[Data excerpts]
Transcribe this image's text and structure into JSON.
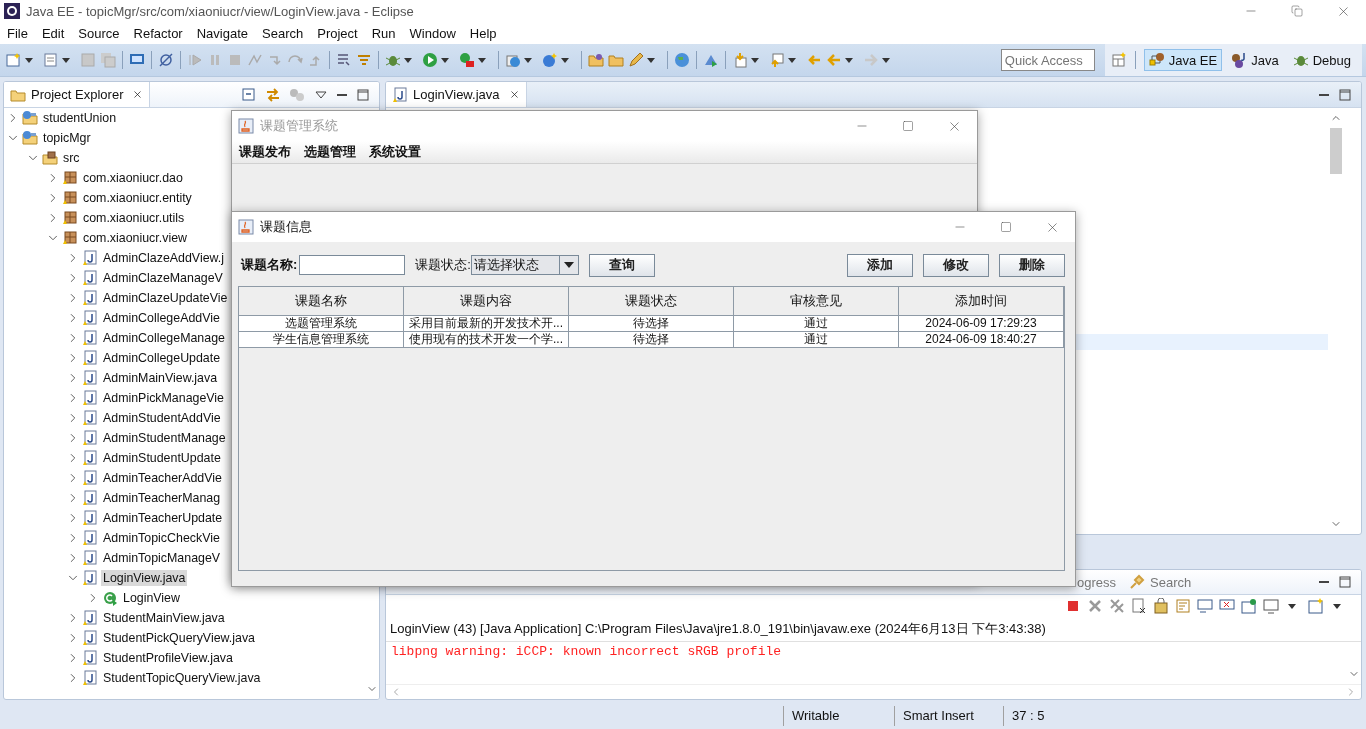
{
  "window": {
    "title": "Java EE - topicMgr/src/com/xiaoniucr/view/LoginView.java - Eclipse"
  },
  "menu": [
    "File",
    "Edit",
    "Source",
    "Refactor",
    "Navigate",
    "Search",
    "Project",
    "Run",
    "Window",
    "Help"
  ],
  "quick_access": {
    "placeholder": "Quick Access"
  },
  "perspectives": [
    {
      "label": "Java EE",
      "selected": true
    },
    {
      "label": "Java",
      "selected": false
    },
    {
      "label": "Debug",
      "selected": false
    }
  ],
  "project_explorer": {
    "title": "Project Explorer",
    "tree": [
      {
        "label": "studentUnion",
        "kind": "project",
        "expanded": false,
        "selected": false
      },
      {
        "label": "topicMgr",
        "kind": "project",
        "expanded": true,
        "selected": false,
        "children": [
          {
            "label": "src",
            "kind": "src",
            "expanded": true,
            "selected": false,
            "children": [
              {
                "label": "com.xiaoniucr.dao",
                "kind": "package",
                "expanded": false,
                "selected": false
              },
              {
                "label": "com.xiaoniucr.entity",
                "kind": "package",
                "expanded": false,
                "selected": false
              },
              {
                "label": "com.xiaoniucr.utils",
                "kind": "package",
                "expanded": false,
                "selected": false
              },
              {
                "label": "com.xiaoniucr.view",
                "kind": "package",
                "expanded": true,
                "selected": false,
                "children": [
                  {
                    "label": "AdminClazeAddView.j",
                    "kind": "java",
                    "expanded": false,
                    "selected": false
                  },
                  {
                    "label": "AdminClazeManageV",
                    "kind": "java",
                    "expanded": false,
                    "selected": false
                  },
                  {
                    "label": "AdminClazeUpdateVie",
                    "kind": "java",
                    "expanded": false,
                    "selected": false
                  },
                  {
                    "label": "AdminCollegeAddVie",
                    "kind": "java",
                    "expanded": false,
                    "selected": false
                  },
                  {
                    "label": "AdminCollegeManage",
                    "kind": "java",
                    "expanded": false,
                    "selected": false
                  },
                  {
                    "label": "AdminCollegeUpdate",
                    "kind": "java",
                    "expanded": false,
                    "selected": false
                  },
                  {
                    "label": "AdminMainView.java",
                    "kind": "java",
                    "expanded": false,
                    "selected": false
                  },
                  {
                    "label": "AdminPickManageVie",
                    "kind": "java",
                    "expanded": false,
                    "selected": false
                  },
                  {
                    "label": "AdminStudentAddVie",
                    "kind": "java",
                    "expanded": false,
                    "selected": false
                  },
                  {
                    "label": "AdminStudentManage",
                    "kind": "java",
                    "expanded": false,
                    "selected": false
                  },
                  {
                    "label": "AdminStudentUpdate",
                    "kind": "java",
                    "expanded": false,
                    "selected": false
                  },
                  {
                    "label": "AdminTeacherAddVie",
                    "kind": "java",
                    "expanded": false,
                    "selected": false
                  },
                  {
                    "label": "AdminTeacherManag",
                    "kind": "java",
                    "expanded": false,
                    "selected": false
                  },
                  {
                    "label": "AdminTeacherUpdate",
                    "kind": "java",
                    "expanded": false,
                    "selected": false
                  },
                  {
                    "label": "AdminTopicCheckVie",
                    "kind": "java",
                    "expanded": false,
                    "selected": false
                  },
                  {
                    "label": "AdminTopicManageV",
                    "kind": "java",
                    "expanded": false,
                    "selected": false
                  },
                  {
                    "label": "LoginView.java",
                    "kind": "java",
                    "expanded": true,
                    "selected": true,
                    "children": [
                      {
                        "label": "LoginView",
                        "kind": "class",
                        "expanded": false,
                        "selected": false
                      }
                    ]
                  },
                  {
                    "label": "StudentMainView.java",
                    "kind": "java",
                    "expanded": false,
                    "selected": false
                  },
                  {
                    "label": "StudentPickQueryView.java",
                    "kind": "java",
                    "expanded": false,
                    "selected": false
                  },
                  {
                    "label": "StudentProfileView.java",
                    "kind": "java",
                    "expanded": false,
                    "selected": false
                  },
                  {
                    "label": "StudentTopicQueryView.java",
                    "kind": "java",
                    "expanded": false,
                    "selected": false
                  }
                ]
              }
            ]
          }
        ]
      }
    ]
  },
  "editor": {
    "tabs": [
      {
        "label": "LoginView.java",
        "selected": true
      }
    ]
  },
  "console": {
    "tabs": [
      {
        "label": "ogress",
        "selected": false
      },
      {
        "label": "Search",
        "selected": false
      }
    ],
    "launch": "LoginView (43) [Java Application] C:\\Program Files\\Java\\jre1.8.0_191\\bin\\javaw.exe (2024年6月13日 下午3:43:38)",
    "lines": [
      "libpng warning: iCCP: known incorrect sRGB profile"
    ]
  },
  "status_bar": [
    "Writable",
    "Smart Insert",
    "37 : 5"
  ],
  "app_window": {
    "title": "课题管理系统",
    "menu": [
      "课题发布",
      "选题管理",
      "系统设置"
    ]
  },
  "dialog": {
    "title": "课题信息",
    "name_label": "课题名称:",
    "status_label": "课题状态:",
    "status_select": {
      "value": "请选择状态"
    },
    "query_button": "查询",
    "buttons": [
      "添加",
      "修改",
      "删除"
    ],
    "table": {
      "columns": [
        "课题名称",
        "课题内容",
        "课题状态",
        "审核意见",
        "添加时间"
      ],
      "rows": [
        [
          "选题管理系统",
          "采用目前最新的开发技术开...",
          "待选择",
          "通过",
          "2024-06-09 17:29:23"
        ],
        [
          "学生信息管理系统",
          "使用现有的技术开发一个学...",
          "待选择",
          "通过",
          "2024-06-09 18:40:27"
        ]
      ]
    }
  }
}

◆ What you are asked to do ◆
Repeat all of the entries word for word, but omit the pictures.

◆ Answer to the task ◆
Transcribe this image's text and structure into JSON.
{
  "window": {
    "title": "Java EE - topicMgr/src/com/xiaoniucr/view/LoginView.java - Eclipse"
  },
  "menu": [
    "File",
    "Edit",
    "Source",
    "Refactor",
    "Navigate",
    "Search",
    "Project",
    "Run",
    "Window",
    "Help"
  ],
  "quick_access": {
    "placeholder": "Quick Access"
  },
  "perspectives": [
    {
      "label": "Java EE",
      "selected": true
    },
    {
      "label": "Java",
      "selected": false
    },
    {
      "label": "Debug",
      "selected": false
    }
  ],
  "project_explorer": {
    "title": "Project Explorer",
    "tree": [
      {
        "label": "studentUnion",
        "kind": "project",
        "expanded": false,
        "selected": false
      },
      {
        "label": "topicMgr",
        "kind": "project",
        "expanded": true,
        "selected": false,
        "children": [
          {
            "label": "src",
            "kind": "src",
            "expanded": true,
            "selected": false,
            "children": [
              {
                "label": "com.xiaoniucr.dao",
                "kind": "package",
                "expanded": false,
                "selected": false
              },
              {
                "label": "com.xiaoniucr.entity",
                "kind": "package",
                "expanded": false,
                "selected": false
              },
              {
                "label": "com.xiaoniucr.utils",
                "kind": "package",
                "expanded": false,
                "selected": false
              },
              {
                "label": "com.xiaoniucr.view",
                "kind": "package",
                "expanded": true,
                "selected": false,
                "children": [
                  {
                    "label": "AdminClazeAddView.j",
                    "kind": "java",
                    "expanded": false,
                    "selected": false
                  },
                  {
                    "label": "AdminClazeManageV",
                    "kind": "java",
                    "expanded": false,
                    "selected": false
                  },
                  {
                    "label": "AdminClazeUpdateVie",
                    "kind": "java",
                    "expanded": false,
                    "selected": false
                  },
                  {
                    "label": "AdminCollegeAddVie",
                    "kind": "java",
                    "expanded": false,
                    "selected": false
                  },
                  {
                    "label": "AdminCollegeManage",
                    "kind": "java",
                    "expanded": false,
                    "selected": false
                  },
                  {
                    "label": "AdminCollegeUpdate",
                    "kind": "java",
                    "expanded": false,
                    "selected": false
                  },
                  {
                    "label": "AdminMainView.java",
                    "kind": "java",
                    "expanded": false,
                    "selected": false
                  },
                  {
                    "label": "AdminPickManageVie",
                    "kind": "java",
                    "expanded": false,
                    "selected": false
                  },
                  {
                    "label": "AdminStudentAddVie",
                    "kind": "java",
                    "expanded": false,
                    "selected": false
                  },
                  {
                    "label": "AdminStudentManage",
                    "kind": "java",
                    "expanded": false,
                    "selected": false
                  },
                  {
                    "label": "AdminStudentUpdate",
                    "kind": "java",
                    "expanded": false,
                    "selected": false
                  },
                  {
                    "label": "AdminTeacherAddVie",
                    "kind": "java",
                    "expanded": false,
                    "selected": false
                  },
                  {
                    "label": "AdminTeacherManag",
                    "kind": "java",
                    "expanded": false,
                    "selected": false
                  },
                  {
                    "label": "AdminTeacherUpdate",
                    "kind": "java",
                    "expanded": false,
                    "selected": false
                  },
                  {
                    "label": "AdminTopicCheckVie",
                    "kind": "java",
                    "expanded": false,
                    "selected": false
                  },
                  {
                    "label": "AdminTopicManageV",
                    "kind": "java",
                    "expanded": false,
                    "selected": false
                  },
                  {
                    "label": "LoginView.java",
                    "kind": "java",
                    "expanded": true,
                    "selected": true,
                    "children": [
                      {
                        "label": "LoginView",
                        "kind": "class",
                        "expanded": false,
                        "selected": false
                      }
                    ]
                  },
                  {
                    "label": "StudentMainView.java",
                    "kind": "java",
                    "expanded": false,
                    "selected": false
                  },
                  {
                    "label": "StudentPickQueryView.java",
                    "kind": "java",
                    "expanded": false,
                    "selected": false
                  },
                  {
                    "label": "StudentProfileView.java",
                    "kind": "java",
                    "expanded": false,
                    "selected": false
                  },
                  {
                    "label": "StudentTopicQueryView.java",
                    "kind": "java",
                    "expanded": false,
                    "selected": false
                  }
                ]
              }
            ]
          }
        ]
      }
    ]
  },
  "editor": {
    "tabs": [
      {
        "label": "LoginView.java",
        "selected": true
      }
    ]
  },
  "console": {
    "tabs": [
      {
        "label": "ogress",
        "selected": false
      },
      {
        "label": "Search",
        "selected": false
      }
    ],
    "launch": "LoginView (43) [Java Application] C:\\Program Files\\Java\\jre1.8.0_191\\bin\\javaw.exe (2024年6月13日 下午3:43:38)",
    "lines": [
      "libpng warning: iCCP: known incorrect sRGB profile"
    ]
  },
  "status_bar": [
    "Writable",
    "Smart Insert",
    "37 : 5"
  ],
  "app_window": {
    "title": "课题管理系统",
    "menu": [
      "课题发布",
      "选题管理",
      "系统设置"
    ]
  },
  "dialog": {
    "title": "课题信息",
    "name_label": "课题名称:",
    "status_label": "课题状态:",
    "status_select": {
      "value": "请选择状态"
    },
    "query_button": "查询",
    "buttons": [
      "添加",
      "修改",
      "删除"
    ],
    "table": {
      "columns": [
        "课题名称",
        "课题内容",
        "课题状态",
        "审核意见",
        "添加时间"
      ],
      "rows": [
        [
          "选题管理系统",
          "采用目前最新的开发技术开...",
          "待选择",
          "通过",
          "2024-06-09 17:29:23"
        ],
        [
          "学生信息管理系统",
          "使用现有的技术开发一个学...",
          "待选择",
          "通过",
          "2024-06-09 18:40:27"
        ]
      ]
    }
  }
}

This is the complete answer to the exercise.